Extracted records
^^^^
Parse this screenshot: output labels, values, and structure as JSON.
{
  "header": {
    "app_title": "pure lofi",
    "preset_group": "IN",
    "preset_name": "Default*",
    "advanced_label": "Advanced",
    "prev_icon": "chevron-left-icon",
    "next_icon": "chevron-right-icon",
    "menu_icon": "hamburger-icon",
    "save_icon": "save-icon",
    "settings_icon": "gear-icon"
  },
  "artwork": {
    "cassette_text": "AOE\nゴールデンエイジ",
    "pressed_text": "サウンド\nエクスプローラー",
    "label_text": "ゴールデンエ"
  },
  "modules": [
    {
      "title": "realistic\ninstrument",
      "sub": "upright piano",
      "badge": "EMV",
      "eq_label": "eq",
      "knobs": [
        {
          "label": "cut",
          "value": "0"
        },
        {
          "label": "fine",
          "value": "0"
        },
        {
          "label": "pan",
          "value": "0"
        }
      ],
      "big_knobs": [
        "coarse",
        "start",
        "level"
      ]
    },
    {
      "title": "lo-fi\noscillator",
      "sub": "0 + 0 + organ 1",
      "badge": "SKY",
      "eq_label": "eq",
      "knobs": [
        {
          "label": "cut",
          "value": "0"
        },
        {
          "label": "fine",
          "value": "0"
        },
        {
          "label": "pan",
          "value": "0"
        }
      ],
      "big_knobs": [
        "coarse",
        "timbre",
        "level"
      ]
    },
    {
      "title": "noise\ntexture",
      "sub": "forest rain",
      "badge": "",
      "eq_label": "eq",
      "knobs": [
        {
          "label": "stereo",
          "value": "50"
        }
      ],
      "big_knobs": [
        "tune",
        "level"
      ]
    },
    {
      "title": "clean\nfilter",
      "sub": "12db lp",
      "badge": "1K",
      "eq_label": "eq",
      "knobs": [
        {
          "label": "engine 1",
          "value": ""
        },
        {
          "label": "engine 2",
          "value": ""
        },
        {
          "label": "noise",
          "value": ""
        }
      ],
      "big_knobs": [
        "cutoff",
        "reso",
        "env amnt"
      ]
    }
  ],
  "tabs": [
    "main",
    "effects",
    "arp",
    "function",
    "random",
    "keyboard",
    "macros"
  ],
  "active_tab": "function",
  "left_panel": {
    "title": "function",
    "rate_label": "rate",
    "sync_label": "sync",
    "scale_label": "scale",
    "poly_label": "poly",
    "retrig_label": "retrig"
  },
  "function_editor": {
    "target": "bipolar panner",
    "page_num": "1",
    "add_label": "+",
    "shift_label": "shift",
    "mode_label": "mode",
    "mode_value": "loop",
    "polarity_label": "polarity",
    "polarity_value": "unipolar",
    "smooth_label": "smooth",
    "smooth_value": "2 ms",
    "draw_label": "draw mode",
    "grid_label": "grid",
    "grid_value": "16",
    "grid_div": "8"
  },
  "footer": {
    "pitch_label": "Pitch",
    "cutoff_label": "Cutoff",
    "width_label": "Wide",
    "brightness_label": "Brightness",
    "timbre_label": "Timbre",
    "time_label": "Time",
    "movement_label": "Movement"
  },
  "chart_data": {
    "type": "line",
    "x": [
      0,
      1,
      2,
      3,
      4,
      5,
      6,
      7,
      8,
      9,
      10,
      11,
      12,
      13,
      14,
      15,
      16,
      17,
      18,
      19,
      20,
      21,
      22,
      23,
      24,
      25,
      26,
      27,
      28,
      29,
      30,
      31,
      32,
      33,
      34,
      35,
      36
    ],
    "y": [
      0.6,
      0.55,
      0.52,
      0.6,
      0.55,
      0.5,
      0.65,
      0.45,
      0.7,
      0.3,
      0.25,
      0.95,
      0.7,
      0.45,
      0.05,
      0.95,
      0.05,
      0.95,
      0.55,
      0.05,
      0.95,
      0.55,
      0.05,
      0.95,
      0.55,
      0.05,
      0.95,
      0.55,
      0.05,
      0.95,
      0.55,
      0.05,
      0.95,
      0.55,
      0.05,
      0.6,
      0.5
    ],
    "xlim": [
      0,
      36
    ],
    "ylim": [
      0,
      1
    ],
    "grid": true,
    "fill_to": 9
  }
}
^^^^
THE TASK:
Extract each record, keeping it identical to the original.

EXERCISE SOLUTION:
Parse this screenshot: output labels, values, and structure as JSON.
{
  "header": {
    "app_title": "pure lofi",
    "preset_group": "IN",
    "preset_name": "Default*",
    "advanced_label": "Advanced",
    "prev_icon": "chevron-left-icon",
    "next_icon": "chevron-right-icon",
    "menu_icon": "hamburger-icon",
    "save_icon": "save-icon",
    "settings_icon": "gear-icon"
  },
  "artwork": {
    "cassette_text": "AOE\nゴールデンエイジ",
    "pressed_text": "サウンド\nエクスプローラー",
    "label_text": "ゴールデンエ"
  },
  "modules": [
    {
      "title": "realistic\ninstrument",
      "sub": "upright piano",
      "badge": "EMV",
      "eq_label": "eq",
      "knobs": [
        {
          "label": "cut",
          "value": "0"
        },
        {
          "label": "fine",
          "value": "0"
        },
        {
          "label": "pan",
          "value": "0"
        }
      ],
      "big_knobs": [
        "coarse",
        "start",
        "level"
      ]
    },
    {
      "title": "lo-fi\noscillator",
      "sub": "0 + 0 + organ 1",
      "badge": "SKY",
      "eq_label": "eq",
      "knobs": [
        {
          "label": "cut",
          "value": "0"
        },
        {
          "label": "fine",
          "value": "0"
        },
        {
          "label": "pan",
          "value": "0"
        }
      ],
      "big_knobs": [
        "coarse",
        "timbre",
        "level"
      ]
    },
    {
      "title": "noise\ntexture",
      "sub": "forest rain",
      "badge": "",
      "eq_label": "eq",
      "knobs": [
        {
          "label": "stereo",
          "value": "50"
        }
      ],
      "big_knobs": [
        "tune",
        "level"
      ]
    },
    {
      "title": "clean\nfilter",
      "sub": "12db lp",
      "badge": "1K",
      "eq_label": "eq",
      "knobs": [
        {
          "label": "engine 1",
          "value": ""
        },
        {
          "label": "engine 2",
          "value": ""
        },
        {
          "label": "noise",
          "value": ""
        }
      ],
      "big_knobs": [
        "cutoff",
        "reso",
        "env amnt"
      ]
    }
  ],
  "tabs": [
    "main",
    "effects",
    "arp",
    "function",
    "random",
    "keyboard",
    "macros"
  ],
  "active_tab": "function",
  "left_panel": {
    "title": "function",
    "rate_label": "rate",
    "sync_label": "sync",
    "scale_label": "scale",
    "poly_label": "poly",
    "retrig_label": "retrig"
  },
  "function_editor": {
    "target": "bipolar panner",
    "page_num": "1",
    "add_label": "+",
    "shift_label": "shift",
    "mode_label": "mode",
    "mode_value": "loop",
    "polarity_label": "polarity",
    "polarity_value": "unipolar",
    "smooth_label": "smooth",
    "smooth_value": "2 ms",
    "draw_label": "draw mode",
    "grid_label": "grid",
    "grid_value": "16",
    "grid_div": "8"
  },
  "footer": {
    "pitch_label": "Pitch",
    "cutoff_label": "Cutoff",
    "width_label": "Wide",
    "brightness_label": "Brightness",
    "timbre_label": "Timbre",
    "time_label": "Time",
    "movement_label": "Movement"
  },
  "chart_data": {
    "type": "line",
    "x": [
      0,
      1,
      2,
      3,
      4,
      5,
      6,
      7,
      8,
      9,
      10,
      11,
      12,
      13,
      14,
      15,
      16,
      17,
      18,
      19,
      20,
      21,
      22,
      23,
      24,
      25,
      26,
      27,
      28,
      29,
      30,
      31,
      32,
      33,
      34,
      35,
      36
    ],
    "y": [
      0.6,
      0.55,
      0.52,
      0.6,
      0.55,
      0.5,
      0.65,
      0.45,
      0.7,
      0.3,
      0.25,
      0.95,
      0.7,
      0.45,
      0.05,
      0.95,
      0.05,
      0.95,
      0.55,
      0.05,
      0.95,
      0.55,
      0.05,
      0.95,
      0.55,
      0.05,
      0.95,
      0.55,
      0.05,
      0.95,
      0.55,
      0.05,
      0.95,
      0.55,
      0.05,
      0.6,
      0.5
    ],
    "xlim": [
      0,
      36
    ],
    "ylim": [
      0,
      1
    ],
    "grid": true,
    "fill_to": 9
  }
}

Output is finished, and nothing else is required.